---------- Dataset extract

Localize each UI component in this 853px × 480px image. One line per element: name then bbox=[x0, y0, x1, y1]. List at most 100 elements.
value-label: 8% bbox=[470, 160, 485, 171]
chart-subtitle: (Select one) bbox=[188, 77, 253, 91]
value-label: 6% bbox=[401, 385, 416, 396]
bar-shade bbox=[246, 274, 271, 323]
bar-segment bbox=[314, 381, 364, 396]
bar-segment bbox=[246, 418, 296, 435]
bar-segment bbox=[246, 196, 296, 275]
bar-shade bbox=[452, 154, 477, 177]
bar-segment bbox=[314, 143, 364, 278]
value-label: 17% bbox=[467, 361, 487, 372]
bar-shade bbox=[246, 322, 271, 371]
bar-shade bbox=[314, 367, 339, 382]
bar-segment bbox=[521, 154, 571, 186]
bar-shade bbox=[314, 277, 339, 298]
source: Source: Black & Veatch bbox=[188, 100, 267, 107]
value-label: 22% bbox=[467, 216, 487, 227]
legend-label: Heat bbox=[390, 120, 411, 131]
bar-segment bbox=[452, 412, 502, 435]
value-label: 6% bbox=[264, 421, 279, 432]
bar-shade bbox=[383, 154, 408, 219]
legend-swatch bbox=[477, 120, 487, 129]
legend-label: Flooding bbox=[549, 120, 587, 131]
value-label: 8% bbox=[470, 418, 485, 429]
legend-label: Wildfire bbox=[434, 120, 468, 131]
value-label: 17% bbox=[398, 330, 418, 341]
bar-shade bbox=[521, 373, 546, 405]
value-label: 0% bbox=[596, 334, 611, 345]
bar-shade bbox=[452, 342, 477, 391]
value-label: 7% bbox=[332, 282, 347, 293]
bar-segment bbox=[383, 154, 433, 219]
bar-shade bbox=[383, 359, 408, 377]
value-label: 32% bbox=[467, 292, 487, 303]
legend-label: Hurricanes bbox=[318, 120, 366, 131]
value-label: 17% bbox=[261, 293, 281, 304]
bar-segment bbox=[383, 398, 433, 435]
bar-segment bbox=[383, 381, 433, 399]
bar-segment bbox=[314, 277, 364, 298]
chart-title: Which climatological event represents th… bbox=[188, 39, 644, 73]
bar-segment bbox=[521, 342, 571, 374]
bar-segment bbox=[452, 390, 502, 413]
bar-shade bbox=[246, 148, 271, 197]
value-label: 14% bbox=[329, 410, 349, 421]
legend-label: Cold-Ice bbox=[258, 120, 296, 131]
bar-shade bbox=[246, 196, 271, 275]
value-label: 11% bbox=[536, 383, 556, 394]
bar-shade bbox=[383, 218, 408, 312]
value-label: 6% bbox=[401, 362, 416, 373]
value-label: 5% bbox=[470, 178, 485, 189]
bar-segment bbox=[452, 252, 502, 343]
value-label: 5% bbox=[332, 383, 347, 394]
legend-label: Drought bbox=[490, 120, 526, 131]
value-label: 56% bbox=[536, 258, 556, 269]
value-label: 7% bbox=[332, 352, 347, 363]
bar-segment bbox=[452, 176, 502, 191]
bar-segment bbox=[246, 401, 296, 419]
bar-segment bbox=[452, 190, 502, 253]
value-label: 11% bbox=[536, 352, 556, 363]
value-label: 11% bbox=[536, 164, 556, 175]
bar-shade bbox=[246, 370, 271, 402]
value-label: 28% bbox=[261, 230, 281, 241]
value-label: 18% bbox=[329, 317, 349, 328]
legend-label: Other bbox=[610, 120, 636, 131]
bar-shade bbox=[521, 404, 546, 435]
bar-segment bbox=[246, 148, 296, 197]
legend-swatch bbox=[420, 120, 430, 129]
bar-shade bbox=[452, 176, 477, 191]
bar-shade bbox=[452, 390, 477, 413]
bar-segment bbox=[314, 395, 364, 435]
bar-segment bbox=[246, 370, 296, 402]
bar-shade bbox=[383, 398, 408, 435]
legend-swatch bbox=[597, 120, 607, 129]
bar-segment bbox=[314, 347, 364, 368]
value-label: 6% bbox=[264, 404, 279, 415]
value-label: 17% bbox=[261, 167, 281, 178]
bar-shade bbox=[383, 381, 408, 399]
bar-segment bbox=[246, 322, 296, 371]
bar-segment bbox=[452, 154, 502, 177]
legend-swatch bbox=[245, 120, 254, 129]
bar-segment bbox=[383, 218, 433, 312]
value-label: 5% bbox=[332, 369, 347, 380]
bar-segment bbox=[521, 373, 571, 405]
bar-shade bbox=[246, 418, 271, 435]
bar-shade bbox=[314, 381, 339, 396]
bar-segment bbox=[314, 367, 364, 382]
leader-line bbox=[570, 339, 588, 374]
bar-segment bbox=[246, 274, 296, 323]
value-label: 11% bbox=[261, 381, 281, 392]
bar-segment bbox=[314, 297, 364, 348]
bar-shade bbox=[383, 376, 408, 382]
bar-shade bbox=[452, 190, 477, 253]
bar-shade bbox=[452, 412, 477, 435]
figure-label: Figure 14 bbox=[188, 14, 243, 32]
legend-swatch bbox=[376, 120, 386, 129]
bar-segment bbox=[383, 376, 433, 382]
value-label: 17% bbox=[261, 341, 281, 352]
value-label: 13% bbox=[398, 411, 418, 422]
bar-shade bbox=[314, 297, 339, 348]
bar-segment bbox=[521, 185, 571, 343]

--------------------

- Problem details
Which lines in the material above contain the string "legend"? Collect every such line, treating uppercase and lowercase as different.

- Solution
legend-label: Heat bbox=[390, 120, 411, 131]
legend-swatch bbox=[477, 120, 487, 129]
legend-label: Flooding bbox=[549, 120, 587, 131]
legend-label: Wildfire bbox=[434, 120, 468, 131]
legend-label: Hurricanes bbox=[318, 120, 366, 131]
legend-label: Cold-Ice bbox=[258, 120, 296, 131]
legend-label: Drought bbox=[490, 120, 526, 131]
legend-label: Other bbox=[610, 120, 636, 131]
legend-swatch bbox=[420, 120, 430, 129]
legend-swatch bbox=[597, 120, 607, 129]
legend-swatch bbox=[245, 120, 254, 129]
legend-swatch bbox=[376, 120, 386, 129]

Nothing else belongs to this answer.